Requirement:
Reproduce each line exactly. Skip none.

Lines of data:
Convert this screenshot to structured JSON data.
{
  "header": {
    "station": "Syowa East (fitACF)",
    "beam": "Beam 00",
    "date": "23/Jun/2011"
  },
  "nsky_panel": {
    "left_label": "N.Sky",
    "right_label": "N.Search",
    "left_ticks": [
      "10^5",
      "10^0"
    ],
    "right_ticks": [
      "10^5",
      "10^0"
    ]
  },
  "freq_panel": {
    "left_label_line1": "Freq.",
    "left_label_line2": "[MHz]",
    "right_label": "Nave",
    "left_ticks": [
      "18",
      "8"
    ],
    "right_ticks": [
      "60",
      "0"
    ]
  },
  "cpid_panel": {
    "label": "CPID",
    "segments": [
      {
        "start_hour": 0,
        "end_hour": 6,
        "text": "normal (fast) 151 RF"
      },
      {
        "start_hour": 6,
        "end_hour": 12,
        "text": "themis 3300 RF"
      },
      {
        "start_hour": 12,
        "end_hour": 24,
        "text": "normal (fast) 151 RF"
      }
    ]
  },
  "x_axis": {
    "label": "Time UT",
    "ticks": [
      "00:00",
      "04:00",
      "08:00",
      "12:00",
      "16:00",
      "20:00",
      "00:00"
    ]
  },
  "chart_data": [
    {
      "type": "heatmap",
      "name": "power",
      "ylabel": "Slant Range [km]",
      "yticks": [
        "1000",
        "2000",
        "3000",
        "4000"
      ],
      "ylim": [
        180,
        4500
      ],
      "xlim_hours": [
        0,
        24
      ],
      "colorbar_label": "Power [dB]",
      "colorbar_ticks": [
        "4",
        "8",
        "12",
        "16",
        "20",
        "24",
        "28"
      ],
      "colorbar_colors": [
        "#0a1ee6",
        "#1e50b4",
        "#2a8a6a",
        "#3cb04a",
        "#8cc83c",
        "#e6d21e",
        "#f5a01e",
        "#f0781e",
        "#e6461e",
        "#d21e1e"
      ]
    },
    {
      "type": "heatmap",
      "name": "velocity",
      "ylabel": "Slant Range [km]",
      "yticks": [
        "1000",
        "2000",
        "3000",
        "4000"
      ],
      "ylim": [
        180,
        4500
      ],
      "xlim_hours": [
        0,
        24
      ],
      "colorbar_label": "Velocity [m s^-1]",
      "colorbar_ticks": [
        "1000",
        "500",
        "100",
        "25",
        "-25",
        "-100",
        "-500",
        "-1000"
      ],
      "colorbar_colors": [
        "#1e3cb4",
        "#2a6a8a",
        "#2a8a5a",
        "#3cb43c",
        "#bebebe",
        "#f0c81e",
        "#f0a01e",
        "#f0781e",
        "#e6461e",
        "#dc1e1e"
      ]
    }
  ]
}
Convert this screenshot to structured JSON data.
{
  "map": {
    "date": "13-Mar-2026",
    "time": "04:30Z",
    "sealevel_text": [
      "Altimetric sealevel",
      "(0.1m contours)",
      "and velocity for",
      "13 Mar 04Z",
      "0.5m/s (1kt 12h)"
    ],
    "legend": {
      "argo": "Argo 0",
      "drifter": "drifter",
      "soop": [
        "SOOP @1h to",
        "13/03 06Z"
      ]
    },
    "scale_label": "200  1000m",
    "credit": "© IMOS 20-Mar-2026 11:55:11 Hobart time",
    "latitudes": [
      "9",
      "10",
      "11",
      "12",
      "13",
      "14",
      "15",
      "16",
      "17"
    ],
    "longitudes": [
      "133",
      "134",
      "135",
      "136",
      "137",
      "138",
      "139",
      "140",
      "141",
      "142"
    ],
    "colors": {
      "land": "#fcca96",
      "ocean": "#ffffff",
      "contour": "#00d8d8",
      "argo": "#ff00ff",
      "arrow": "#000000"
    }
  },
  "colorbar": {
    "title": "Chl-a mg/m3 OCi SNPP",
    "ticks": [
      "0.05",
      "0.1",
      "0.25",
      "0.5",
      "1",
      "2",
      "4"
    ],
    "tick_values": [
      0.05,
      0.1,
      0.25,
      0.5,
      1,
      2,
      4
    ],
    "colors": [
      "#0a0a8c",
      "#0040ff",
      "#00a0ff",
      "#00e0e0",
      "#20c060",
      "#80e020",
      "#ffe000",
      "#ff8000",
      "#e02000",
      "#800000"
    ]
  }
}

Output of the exercise:
Convert this screenshot to structured JSON data.
{
  "header": {
    "station": "Syowa East (fitACF)",
    "beam": "Beam 00",
    "date": "23/Jun/2011"
  },
  "nsky_panel": {
    "left_label": "N.Sky",
    "right_label": "N.Search",
    "left_ticks": [
      "10^5",
      "10^0"
    ],
    "right_ticks": [
      "10^5",
      "10^0"
    ]
  },
  "freq_panel": {
    "left_label_line1": "Freq.",
    "left_label_line2": "[MHz]",
    "right_label": "Nave",
    "left_ticks": [
      "18",
      "8"
    ],
    "right_ticks": [
      "60",
      "0"
    ]
  },
  "cpid_panel": {
    "label": "CPID",
    "segments": [
      {
        "start_hour": 0,
        "end_hour": 6,
        "text": "normal (fast) 151 RF"
      },
      {
        "start_hour": 6,
        "end_hour": 12,
        "text": "themis 3300 RF"
      },
      {
        "start_hour": 12,
        "end_hour": 24,
        "text": "normal (fast) 151 RF"
      }
    ]
  },
  "x_axis": {
    "label": "Time UT",
    "ticks": [
      "00:00",
      "04:00",
      "08:00",
      "12:00",
      "16:00",
      "20:00",
      "00:00"
    ]
  },
  "chart_data": [
    {
      "type": "heatmap",
      "name": "power",
      "ylabel": "Slant Range [km]",
      "yticks": [
        "1000",
        "2000",
        "3000",
        "4000"
      ],
      "ylim": [
        180,
        4500
      ],
      "xlim_hours": [
        0,
        24
      ],
      "colorbar_label": "Power [dB]",
      "colorbar_ticks": [
        "4",
        "8",
        "12",
        "16",
        "20",
        "24",
        "28"
      ],
      "colorbar_colors": [
        "#0a1ee6",
        "#1e50b4",
        "#2a8a6a",
        "#3cb04a",
        "#8cc83c",
        "#e6d21e",
        "#f5a01e",
        "#f0781e",
        "#e6461e",
        "#d21e1e"
      ]
    },
    {
      "type": "heatmap",
      "name": "velocity",
      "ylabel": "Slant Range [km]",
      "yticks": [
        "1000",
        "2000",
        "3000",
        "4000"
      ],
      "ylim": [
        180,
        4500
      ],
      "xlim_hours": [
        0,
        24
      ],
      "colorbar_label": "Velocity [m s^-1]",
      "colorbar_ticks": [
        "1000",
        "500",
        "100",
        "25",
        "-25",
        "-100",
        "-500",
        "-1000"
      ],
      "colorbar_colors": [
        "#1e3cb4",
        "#2a6a8a",
        "#2a8a5a",
        "#3cb43c",
        "#bebebe",
        "#f0c81e",
        "#f0a01e",
        "#f0781e",
        "#e6461e",
        "#dc1e1e"
      ]
    }
  ]
}
Convert this screenshot to structured JSON data.
{
  "map": {
    "date": "13-Mar-2026",
    "time": "04:30Z",
    "sealevel_text": [
      "Altimetric sealevel",
      "(0.1m contours)",
      "and velocity for",
      "13 Mar 04Z",
      "0.5m/s (1kt 12h)"
    ],
    "legend": {
      "argo": "Argo 0",
      "drifter": "drifter",
      "soop": [
        "SOOP @1h to",
        "13/03 06Z"
      ]
    },
    "scale_label": "200  1000m",
    "credit": "© IMOS 20-Mar-2026 11:55:11 Hobart time",
    "latitudes": [
      "9",
      "10",
      "11",
      "12",
      "13",
      "14",
      "15",
      "16",
      "17"
    ],
    "longitudes": [
      "133",
      "134",
      "135",
      "136",
      "137",
      "138",
      "139",
      "140",
      "141",
      "142"
    ],
    "colors": {
      "land": "#fcca96",
      "ocean": "#ffffff",
      "contour": "#00d8d8",
      "argo": "#ff00ff",
      "arrow": "#000000"
    }
  },
  "colorbar": {
    "title": "Chl-a mg/m3 OCi SNPP",
    "ticks": [
      "0.05",
      "0.1",
      "0.25",
      "0.5",
      "1",
      "2",
      "4"
    ],
    "tick_values": [
      0.05,
      0.1,
      0.25,
      0.5,
      1,
      2,
      4
    ],
    "colors": [
      "#0a0a8c",
      "#0040ff",
      "#00a0ff",
      "#00e0e0",
      "#20c060",
      "#80e020",
      "#ffe000",
      "#ff8000",
      "#e02000",
      "#800000"
    ]
  }
}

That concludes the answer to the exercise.